***** Stored records *****
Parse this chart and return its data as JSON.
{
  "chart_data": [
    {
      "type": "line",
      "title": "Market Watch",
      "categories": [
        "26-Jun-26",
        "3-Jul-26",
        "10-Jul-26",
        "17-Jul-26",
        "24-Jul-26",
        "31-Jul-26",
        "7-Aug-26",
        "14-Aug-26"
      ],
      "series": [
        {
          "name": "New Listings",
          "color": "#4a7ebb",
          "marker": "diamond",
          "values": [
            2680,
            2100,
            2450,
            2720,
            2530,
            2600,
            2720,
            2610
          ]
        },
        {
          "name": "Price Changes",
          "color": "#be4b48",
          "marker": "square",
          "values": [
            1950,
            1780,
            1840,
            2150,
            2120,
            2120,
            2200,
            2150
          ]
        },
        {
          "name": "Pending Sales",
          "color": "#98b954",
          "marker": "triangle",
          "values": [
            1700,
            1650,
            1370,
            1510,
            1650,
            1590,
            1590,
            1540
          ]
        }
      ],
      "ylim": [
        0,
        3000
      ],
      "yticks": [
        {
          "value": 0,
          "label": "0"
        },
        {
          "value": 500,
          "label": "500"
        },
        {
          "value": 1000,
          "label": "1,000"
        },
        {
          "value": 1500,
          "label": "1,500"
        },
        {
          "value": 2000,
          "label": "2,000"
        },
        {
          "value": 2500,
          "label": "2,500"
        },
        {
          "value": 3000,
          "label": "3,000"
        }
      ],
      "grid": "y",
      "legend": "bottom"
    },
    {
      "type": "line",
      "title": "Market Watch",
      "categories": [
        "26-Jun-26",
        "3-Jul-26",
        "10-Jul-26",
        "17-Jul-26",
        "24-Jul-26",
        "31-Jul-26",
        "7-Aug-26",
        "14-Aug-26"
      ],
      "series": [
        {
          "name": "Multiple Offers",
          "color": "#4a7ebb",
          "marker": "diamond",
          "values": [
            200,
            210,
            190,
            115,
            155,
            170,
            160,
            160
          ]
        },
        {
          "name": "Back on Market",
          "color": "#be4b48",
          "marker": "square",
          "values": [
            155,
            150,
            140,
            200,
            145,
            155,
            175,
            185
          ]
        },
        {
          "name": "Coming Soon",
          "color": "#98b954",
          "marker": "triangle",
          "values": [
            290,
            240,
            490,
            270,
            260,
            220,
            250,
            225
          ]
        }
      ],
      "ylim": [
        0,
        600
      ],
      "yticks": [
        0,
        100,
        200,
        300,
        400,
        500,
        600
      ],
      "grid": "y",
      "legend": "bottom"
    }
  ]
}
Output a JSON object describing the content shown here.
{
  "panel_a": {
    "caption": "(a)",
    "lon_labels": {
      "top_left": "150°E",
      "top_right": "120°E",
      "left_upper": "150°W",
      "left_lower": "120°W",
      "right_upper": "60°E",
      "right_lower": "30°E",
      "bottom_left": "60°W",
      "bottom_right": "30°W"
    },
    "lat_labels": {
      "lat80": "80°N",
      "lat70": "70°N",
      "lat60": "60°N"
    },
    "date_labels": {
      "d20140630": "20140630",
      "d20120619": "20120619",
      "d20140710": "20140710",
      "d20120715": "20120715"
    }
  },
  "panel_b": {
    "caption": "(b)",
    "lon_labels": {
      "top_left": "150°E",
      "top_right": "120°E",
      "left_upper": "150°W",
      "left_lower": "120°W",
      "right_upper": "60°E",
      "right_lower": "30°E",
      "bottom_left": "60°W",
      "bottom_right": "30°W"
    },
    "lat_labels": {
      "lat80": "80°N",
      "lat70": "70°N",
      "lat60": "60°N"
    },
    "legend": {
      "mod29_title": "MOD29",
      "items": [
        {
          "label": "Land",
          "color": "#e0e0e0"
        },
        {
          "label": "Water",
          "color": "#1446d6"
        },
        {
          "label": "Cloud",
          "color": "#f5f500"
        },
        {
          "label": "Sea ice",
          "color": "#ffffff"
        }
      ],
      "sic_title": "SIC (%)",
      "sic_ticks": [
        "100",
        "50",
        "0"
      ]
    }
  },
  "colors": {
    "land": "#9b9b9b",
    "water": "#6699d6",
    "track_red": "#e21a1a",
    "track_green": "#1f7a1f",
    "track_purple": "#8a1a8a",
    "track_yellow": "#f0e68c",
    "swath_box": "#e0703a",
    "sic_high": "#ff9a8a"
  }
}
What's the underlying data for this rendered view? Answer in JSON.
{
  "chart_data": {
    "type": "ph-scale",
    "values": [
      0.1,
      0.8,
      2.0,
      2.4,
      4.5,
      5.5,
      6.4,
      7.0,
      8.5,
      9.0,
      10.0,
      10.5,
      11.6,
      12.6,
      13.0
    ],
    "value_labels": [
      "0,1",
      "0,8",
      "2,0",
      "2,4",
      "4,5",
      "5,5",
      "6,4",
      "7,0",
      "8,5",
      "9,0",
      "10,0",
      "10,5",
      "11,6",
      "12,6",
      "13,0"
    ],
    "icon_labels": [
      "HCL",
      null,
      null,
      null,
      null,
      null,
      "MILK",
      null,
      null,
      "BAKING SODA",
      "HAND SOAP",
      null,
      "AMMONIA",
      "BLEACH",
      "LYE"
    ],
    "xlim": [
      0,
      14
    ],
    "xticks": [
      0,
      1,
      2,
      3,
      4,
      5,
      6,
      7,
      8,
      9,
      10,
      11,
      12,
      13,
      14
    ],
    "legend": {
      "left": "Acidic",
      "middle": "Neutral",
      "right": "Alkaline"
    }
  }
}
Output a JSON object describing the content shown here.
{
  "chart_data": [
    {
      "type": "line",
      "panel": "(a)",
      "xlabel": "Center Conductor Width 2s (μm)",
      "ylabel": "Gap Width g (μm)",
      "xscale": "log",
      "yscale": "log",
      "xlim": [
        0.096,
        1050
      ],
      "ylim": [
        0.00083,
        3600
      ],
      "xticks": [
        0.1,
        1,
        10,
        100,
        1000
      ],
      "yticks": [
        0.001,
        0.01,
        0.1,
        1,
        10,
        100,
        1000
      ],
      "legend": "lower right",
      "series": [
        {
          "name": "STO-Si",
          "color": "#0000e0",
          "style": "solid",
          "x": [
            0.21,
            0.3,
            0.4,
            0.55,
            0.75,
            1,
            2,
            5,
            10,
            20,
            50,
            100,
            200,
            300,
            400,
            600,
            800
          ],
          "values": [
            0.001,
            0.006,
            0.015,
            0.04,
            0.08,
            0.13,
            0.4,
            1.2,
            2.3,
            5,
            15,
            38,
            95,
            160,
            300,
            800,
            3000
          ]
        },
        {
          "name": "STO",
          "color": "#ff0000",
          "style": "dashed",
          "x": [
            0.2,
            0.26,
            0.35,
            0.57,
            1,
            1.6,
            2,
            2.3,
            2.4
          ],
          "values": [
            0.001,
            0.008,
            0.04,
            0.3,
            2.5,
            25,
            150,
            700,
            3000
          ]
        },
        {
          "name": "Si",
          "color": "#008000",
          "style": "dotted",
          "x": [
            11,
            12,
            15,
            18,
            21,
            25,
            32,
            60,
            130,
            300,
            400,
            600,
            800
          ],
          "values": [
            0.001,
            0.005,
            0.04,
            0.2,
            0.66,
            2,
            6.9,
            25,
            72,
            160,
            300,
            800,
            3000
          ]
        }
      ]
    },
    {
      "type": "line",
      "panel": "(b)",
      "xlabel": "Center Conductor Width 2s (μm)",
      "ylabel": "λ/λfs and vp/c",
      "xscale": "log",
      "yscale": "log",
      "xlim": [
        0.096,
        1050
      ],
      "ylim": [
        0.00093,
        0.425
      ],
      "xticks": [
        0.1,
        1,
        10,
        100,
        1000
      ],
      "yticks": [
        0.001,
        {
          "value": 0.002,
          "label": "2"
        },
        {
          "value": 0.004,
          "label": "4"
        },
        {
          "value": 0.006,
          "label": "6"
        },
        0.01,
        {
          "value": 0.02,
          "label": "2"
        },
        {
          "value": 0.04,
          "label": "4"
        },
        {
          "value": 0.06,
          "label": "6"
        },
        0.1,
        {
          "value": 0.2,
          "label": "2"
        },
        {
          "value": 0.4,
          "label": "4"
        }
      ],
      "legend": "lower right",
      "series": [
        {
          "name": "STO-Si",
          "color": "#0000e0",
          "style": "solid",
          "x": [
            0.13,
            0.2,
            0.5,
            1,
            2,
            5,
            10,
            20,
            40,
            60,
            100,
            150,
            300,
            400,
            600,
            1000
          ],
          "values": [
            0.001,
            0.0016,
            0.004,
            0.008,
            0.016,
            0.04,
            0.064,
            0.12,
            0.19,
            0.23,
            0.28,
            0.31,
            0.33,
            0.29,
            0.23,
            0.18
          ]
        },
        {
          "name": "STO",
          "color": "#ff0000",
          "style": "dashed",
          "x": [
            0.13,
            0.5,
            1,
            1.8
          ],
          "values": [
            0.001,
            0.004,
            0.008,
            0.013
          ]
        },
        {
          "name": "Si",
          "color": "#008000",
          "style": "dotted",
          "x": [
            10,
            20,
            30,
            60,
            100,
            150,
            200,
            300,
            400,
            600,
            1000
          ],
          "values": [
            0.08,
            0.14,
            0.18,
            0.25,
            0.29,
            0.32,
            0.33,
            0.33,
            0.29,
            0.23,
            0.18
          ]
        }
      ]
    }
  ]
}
*****
» **Task statement**: Copy out each line that contains the word "JSON".

» **Task output**:
Parse this chart and return its data as JSON.
Output a JSON object describing the content shown here.
What's the underlying data for this rendered view? Answer in JSON.
Output a JSON object describing the content shown here.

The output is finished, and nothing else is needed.